_What needs to be done_. Say how many lines contain the word "https". Only the number should be given.

_Provided information_.
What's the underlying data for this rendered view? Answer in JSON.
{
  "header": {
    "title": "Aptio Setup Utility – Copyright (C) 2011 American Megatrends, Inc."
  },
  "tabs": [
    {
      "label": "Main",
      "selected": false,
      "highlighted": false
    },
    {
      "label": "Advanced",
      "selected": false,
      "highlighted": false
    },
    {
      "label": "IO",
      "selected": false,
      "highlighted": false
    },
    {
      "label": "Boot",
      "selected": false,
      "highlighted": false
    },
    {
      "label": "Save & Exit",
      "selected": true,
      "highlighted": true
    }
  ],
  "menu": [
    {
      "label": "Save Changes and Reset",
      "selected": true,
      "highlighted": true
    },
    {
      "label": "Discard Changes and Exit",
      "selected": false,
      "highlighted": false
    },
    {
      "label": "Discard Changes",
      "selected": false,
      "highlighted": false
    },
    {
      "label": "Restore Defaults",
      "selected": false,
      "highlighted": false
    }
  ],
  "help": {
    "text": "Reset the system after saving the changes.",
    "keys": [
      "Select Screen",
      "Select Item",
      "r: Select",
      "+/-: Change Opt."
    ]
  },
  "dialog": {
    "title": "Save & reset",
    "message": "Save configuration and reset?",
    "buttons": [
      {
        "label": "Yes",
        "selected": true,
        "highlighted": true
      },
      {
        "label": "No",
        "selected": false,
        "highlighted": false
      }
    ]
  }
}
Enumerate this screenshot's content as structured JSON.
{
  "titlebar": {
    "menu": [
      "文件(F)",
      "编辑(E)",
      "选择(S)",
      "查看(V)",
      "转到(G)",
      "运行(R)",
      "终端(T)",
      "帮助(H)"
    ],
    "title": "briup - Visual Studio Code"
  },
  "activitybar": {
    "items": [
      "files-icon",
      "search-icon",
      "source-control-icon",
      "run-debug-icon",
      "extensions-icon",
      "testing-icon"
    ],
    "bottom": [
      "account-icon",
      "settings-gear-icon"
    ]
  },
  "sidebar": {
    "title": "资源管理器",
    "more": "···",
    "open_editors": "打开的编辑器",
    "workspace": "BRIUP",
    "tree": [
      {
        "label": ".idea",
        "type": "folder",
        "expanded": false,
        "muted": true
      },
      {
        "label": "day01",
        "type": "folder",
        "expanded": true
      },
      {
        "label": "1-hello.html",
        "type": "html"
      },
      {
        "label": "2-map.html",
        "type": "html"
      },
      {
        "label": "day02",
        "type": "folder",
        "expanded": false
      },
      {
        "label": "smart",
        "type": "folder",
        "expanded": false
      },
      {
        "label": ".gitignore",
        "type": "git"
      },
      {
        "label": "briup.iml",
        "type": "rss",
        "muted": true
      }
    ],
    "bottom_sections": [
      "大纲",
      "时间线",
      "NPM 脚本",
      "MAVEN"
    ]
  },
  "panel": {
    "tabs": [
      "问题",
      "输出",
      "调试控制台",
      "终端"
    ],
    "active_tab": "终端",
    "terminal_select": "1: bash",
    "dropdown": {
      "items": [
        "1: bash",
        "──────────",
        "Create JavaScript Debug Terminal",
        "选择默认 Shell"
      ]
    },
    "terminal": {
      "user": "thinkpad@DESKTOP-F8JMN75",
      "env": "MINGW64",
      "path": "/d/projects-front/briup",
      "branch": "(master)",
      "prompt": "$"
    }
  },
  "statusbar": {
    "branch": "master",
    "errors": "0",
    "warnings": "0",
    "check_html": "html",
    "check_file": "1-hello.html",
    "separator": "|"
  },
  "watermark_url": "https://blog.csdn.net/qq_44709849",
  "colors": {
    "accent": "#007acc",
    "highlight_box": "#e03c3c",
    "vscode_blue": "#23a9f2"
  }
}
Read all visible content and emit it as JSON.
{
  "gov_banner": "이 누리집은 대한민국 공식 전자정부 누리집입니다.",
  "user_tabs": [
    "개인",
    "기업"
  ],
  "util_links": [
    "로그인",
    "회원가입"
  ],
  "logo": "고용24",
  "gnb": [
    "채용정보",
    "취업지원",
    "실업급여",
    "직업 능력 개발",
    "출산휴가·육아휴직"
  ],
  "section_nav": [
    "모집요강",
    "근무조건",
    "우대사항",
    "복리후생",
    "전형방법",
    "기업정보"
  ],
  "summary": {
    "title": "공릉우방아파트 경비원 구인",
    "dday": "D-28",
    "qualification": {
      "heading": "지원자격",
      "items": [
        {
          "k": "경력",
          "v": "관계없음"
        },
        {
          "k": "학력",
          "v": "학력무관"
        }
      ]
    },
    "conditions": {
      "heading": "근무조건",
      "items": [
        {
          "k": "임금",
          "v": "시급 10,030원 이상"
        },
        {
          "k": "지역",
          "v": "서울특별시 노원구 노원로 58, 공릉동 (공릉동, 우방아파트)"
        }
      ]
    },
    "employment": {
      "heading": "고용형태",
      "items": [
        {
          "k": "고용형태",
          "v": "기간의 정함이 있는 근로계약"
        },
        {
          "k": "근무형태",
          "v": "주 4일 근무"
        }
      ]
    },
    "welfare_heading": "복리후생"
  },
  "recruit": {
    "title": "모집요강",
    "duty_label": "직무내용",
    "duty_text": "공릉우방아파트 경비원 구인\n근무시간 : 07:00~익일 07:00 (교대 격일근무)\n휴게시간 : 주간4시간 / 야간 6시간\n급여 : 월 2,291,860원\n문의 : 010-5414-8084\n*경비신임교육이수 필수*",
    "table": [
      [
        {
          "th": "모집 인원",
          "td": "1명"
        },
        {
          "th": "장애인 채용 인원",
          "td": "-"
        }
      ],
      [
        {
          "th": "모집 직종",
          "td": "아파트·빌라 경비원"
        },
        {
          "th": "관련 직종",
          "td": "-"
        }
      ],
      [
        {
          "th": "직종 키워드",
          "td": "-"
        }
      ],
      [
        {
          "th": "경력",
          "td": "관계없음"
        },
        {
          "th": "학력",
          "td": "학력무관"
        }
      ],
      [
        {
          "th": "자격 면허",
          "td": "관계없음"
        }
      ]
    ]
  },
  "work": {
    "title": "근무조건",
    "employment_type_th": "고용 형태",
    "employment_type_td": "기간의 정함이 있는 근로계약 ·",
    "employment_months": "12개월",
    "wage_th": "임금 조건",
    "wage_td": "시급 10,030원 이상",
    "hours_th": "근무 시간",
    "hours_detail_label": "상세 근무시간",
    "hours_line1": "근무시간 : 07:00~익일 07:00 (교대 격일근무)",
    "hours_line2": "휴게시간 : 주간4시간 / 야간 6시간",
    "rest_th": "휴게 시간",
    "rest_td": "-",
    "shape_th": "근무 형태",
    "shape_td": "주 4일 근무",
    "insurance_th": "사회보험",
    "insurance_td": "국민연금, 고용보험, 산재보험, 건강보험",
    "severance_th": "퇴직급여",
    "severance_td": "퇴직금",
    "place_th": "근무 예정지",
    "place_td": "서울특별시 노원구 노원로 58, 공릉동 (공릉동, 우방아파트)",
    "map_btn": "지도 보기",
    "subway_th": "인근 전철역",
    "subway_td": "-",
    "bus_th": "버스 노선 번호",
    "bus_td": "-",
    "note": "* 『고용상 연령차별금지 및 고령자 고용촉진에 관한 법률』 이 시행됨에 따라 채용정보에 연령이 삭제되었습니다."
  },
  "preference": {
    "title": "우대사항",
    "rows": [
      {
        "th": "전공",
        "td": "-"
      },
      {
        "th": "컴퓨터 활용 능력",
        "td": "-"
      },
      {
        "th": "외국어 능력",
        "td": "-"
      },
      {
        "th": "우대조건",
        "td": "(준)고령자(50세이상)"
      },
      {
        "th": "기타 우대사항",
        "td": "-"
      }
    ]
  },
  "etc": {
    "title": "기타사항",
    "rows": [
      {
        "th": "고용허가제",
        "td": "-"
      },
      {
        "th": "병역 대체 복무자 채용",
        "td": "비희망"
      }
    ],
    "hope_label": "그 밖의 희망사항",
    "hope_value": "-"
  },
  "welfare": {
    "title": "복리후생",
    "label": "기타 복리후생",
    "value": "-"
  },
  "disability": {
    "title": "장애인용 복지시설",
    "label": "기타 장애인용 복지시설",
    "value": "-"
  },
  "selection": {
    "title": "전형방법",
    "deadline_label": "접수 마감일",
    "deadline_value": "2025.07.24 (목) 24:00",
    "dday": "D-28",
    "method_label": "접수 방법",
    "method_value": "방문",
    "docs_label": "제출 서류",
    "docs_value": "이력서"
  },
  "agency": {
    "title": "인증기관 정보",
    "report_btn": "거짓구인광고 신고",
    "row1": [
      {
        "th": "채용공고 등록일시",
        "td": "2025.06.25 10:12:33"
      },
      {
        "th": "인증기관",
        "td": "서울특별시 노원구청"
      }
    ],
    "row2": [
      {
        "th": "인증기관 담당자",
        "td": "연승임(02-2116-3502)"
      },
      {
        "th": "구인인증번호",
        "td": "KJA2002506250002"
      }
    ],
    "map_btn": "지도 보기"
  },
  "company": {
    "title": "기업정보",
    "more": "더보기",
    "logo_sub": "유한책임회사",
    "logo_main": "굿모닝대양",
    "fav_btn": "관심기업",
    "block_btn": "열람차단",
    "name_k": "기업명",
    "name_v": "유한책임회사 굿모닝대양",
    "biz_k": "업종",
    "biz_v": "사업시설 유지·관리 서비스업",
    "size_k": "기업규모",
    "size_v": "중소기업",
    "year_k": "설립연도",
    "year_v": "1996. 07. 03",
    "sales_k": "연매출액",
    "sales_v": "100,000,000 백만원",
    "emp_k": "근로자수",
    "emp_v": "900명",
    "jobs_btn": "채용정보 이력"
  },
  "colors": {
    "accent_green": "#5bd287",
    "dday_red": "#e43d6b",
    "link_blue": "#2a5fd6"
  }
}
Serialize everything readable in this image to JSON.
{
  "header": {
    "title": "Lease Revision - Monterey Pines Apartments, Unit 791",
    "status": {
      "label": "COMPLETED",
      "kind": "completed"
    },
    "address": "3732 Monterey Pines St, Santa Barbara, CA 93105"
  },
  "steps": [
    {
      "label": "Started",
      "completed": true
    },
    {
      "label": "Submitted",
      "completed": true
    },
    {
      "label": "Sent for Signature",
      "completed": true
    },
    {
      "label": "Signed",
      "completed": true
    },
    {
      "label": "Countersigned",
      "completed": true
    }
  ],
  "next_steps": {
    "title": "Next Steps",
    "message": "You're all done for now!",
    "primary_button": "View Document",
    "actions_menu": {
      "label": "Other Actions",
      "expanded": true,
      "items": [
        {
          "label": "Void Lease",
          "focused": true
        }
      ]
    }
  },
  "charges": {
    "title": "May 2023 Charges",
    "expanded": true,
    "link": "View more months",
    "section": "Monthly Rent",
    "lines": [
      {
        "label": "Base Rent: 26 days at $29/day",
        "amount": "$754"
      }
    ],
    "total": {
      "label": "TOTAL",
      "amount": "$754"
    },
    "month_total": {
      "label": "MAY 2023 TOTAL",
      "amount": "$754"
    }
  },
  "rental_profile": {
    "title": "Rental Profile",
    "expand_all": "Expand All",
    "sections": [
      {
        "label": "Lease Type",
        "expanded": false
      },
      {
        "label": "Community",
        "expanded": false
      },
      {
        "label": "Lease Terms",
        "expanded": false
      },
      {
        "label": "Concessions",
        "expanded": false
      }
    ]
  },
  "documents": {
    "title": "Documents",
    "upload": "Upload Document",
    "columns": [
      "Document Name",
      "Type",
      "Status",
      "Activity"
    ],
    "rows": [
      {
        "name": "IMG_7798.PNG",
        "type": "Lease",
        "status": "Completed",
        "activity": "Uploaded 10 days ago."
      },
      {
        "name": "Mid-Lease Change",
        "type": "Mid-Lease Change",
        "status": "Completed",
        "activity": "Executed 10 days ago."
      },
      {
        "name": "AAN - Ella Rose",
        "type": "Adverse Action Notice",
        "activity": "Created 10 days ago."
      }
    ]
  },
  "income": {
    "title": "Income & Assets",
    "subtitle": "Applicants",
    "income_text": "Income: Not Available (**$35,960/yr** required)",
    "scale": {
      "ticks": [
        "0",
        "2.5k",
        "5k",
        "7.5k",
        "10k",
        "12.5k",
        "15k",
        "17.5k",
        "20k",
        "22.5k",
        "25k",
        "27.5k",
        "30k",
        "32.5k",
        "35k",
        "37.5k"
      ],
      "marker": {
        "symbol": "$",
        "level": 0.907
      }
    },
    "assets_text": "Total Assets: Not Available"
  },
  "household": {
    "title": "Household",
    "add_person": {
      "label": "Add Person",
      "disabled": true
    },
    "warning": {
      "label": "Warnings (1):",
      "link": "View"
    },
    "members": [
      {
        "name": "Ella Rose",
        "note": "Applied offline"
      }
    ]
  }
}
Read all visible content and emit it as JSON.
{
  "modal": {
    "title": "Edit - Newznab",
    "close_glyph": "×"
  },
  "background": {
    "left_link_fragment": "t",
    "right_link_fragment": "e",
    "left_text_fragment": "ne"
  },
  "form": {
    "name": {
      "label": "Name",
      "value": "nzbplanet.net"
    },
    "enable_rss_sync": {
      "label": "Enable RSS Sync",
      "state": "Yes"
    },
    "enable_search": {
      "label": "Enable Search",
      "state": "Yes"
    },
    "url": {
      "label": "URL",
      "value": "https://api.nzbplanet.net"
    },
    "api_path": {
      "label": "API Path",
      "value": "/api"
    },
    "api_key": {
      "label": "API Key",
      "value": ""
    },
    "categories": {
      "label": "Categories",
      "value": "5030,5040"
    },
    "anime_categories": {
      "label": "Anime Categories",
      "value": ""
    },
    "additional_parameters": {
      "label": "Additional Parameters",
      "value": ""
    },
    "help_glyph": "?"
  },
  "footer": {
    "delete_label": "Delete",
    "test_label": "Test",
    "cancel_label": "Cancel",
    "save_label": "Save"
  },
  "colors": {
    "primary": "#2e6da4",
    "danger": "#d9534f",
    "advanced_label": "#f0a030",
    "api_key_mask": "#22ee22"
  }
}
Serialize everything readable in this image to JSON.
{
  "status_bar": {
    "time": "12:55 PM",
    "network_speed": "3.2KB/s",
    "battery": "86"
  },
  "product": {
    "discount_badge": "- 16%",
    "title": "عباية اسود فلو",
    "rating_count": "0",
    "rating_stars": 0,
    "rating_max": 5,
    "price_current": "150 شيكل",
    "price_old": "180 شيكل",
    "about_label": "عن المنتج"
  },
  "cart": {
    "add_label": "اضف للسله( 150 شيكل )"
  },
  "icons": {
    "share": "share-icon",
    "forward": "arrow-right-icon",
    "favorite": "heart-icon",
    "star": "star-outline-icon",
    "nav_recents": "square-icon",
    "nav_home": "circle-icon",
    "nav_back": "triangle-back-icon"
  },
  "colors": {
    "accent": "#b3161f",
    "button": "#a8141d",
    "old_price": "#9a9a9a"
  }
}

_Finished answer_. 2